→ **PROBLEM TO WORK ON**:
Keep the pictures out of the copy and print all the entries below exactly.
#### DATA LINES ####
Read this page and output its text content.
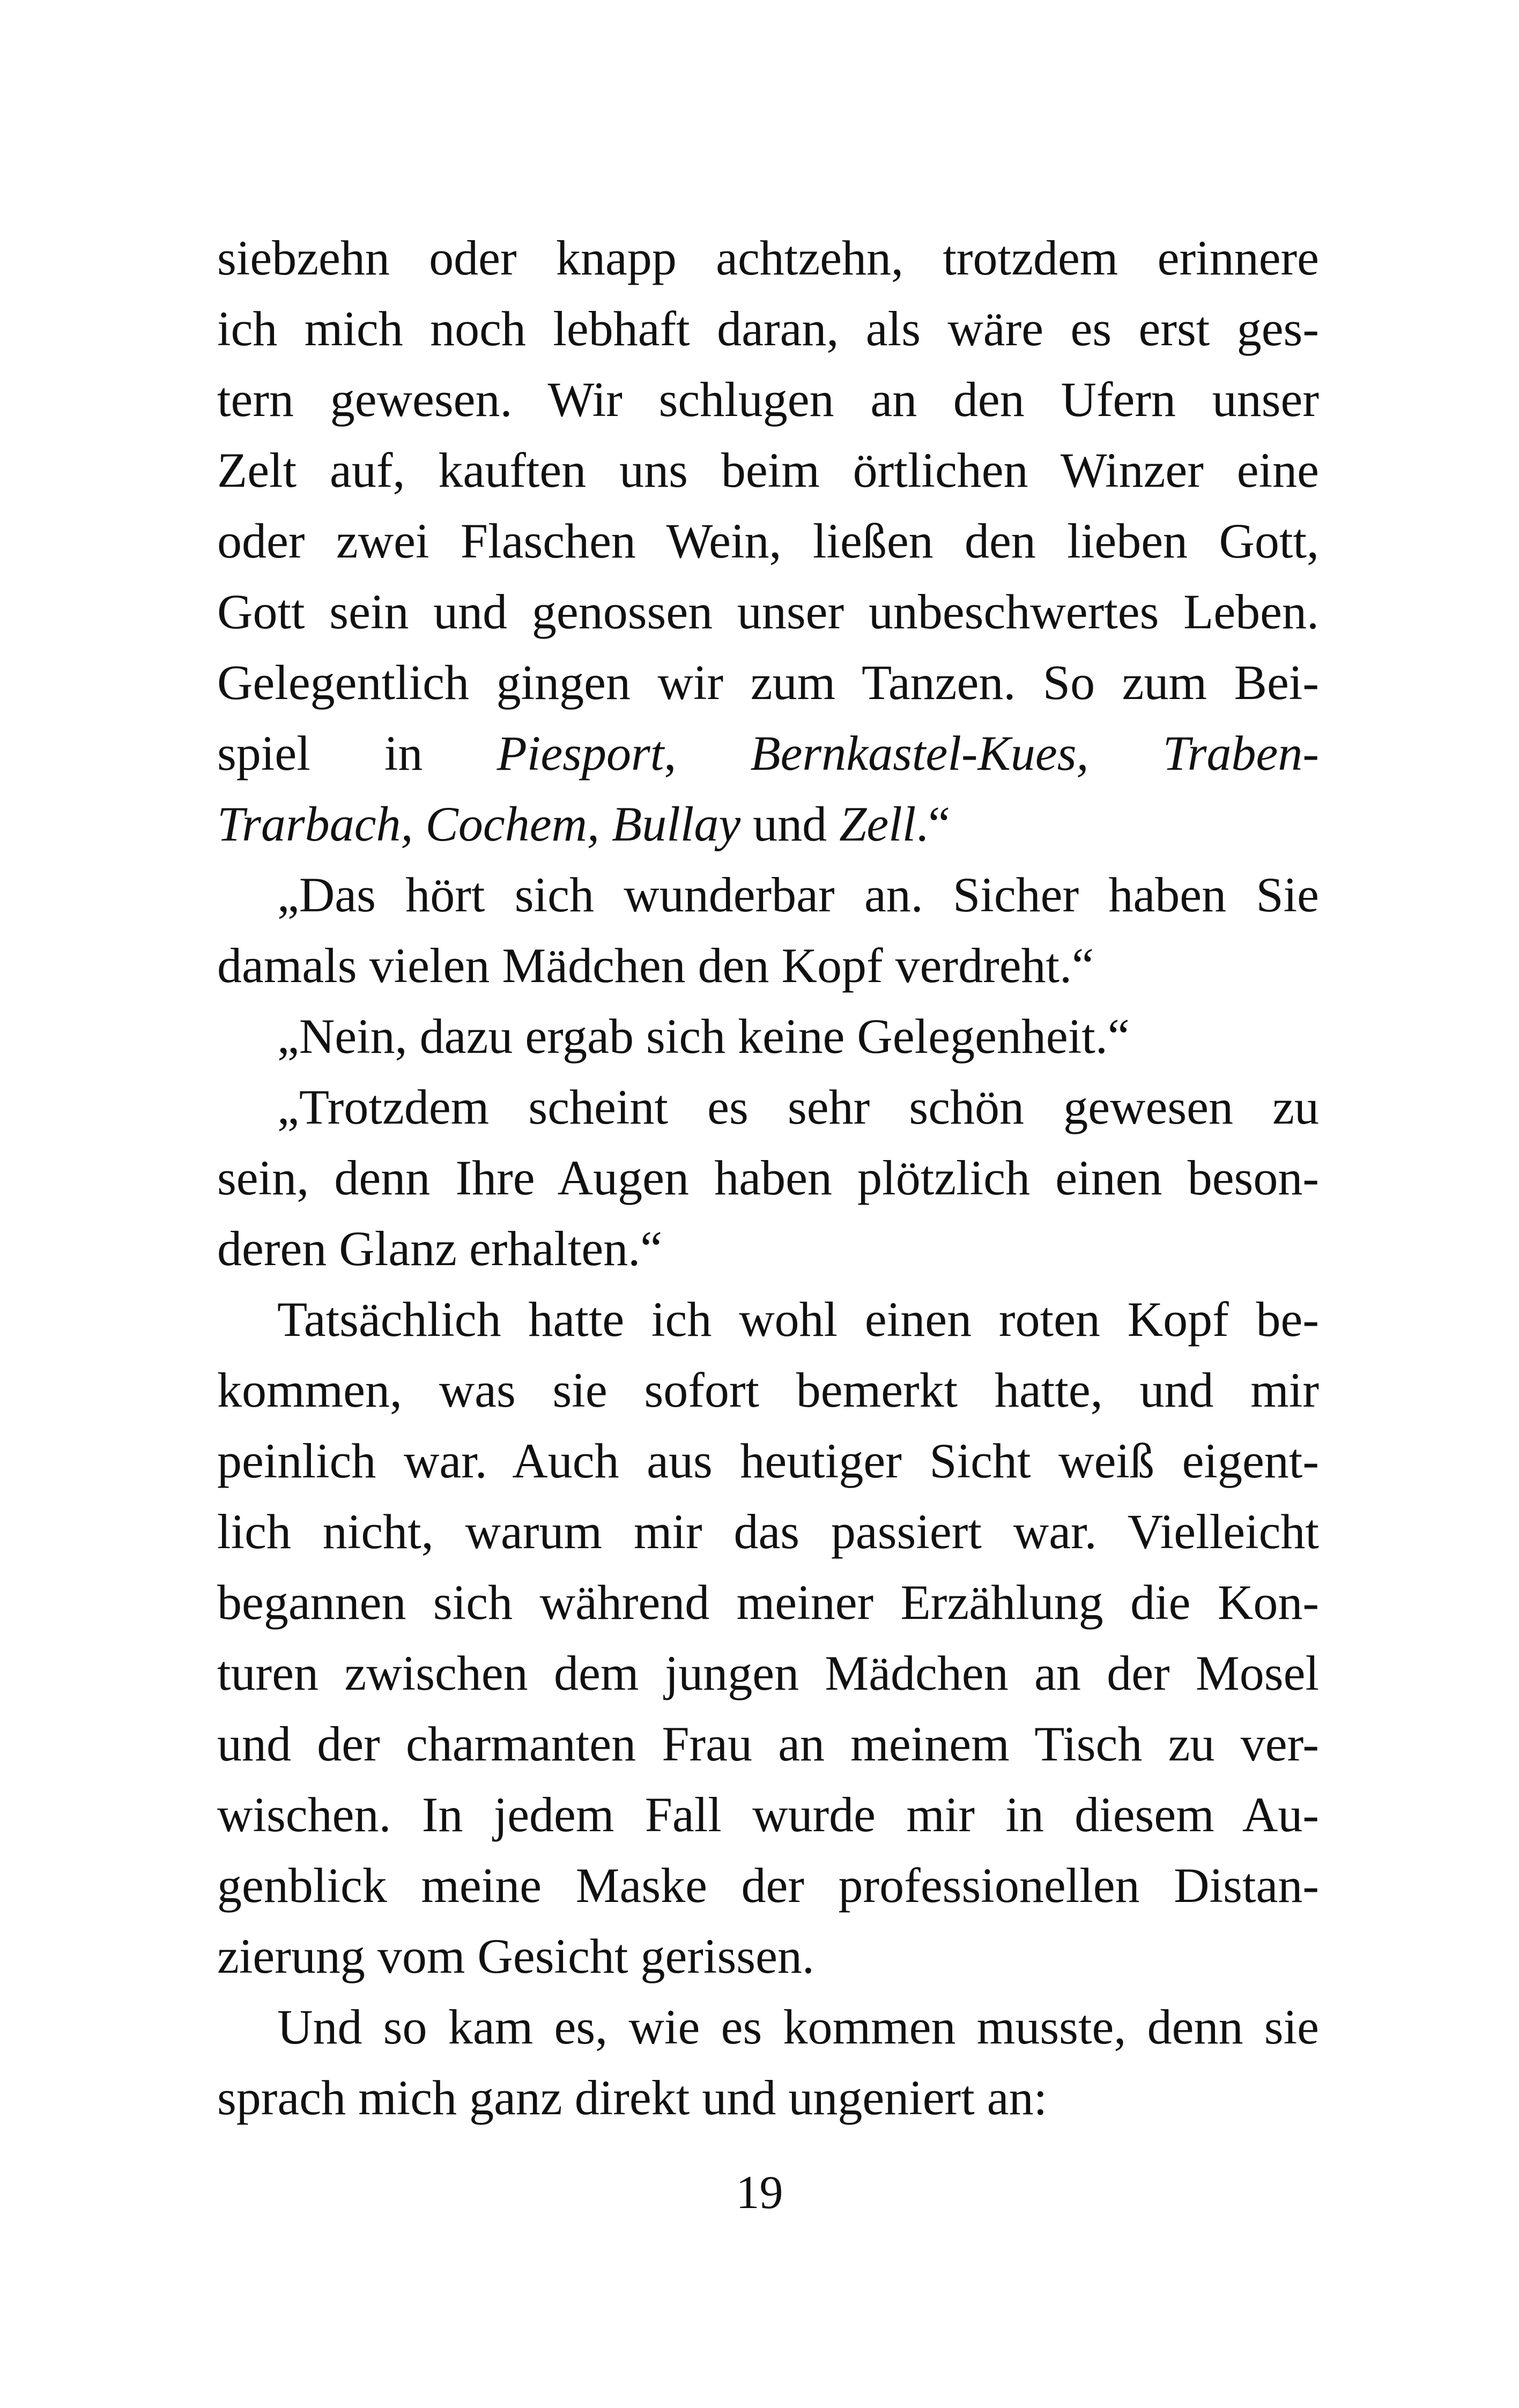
siebzehn oder knapp achtzehn, trotzdem erinnere
ich mich noch lebhaft daran, als wäre es erst ges-
tern gewesen. Wir schlugen an den Ufern unser
Zelt auf, kauften uns beim örtlichen Winzer eine
oder zwei Flaschen Wein, ließen den lieben Gott,
Gott sein und genossen unser unbeschwertes Leben.
Gelegentlich gingen wir zum Tanzen. So zum Bei-
spiel in Piesport, Bernkastel-Kues, Traben-
Trarbach, Cochem, Bullay und Zell.“
„Das hört sich wunderbar an. Sicher haben Sie
damals vielen Mädchen den Kopf verdreht.“
„Nein, dazu ergab sich keine Gelegenheit.“
„Trotzdem scheint es sehr schön gewesen zu
sein, denn Ihre Augen haben plötzlich einen beson-
deren Glanz erhalten.“
Tatsächlich hatte ich wohl einen roten Kopf be-
kommen, was sie sofort bemerkt hatte, und mir
peinlich war. Auch aus heutiger Sicht weiß eigent-
lich nicht, warum mir das passiert war. Vielleicht
begannen sich während meiner Erzählung die Kon-
turen zwischen dem jungen Mädchen an der Mosel
und der charmanten Frau an meinem Tisch zu ver-
wischen. In jedem Fall wurde mir in diesem Au-
genblick meine Maske der professionellen Distan-
zierung vom Gesicht gerissen.
Und so kam es, wie es kommen musste, denn sie
sprach mich ganz direkt und ungeniert an:
19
####
→ **TASK RESULT**:
Read this page and output its text content.
siebzehn oder knapp achtzehn, trotzdem erinnere
ich mich noch lebhaft daran, als wäre es erst ges-
tern gewesen. Wir schlugen an den Ufern unser
Zelt auf, kauften uns beim örtlichen Winzer eine
oder zwei Flaschen Wein, ließen den lieben Gott,
Gott sein und genossen unser unbeschwertes Leben.
Gelegentlich gingen wir zum Tanzen. So zum Bei-
spiel in Piesport, Bernkastel-Kues, Traben-
Trarbach, Cochem, Bullay und Zell.“
„Das hört sich wunderbar an. Sicher haben Sie
damals vielen Mädchen den Kopf verdreht.“
„Nein, dazu ergab sich keine Gelegenheit.“
„Trotzdem scheint es sehr schön gewesen zu
sein, denn Ihre Augen haben plötzlich einen beson-
deren Glanz erhalten.“
Tatsächlich hatte ich wohl einen roten Kopf be-
kommen, was sie sofort bemerkt hatte, und mir
peinlich war. Auch aus heutiger Sicht weiß eigent-
lich nicht, warum mir das passiert war. Vielleicht
begannen sich während meiner Erzählung die Kon-
turen zwischen dem jungen Mädchen an der Mosel
und der charmanten Frau an meinem Tisch zu ver-
wischen. In jedem Fall wurde mir in diesem Au-
genblick meine Maske der professionellen Distan-
zierung vom Gesicht gerissen.
Und so kam es, wie es kommen musste, denn sie
sprach mich ganz direkt und ungeniert an:
19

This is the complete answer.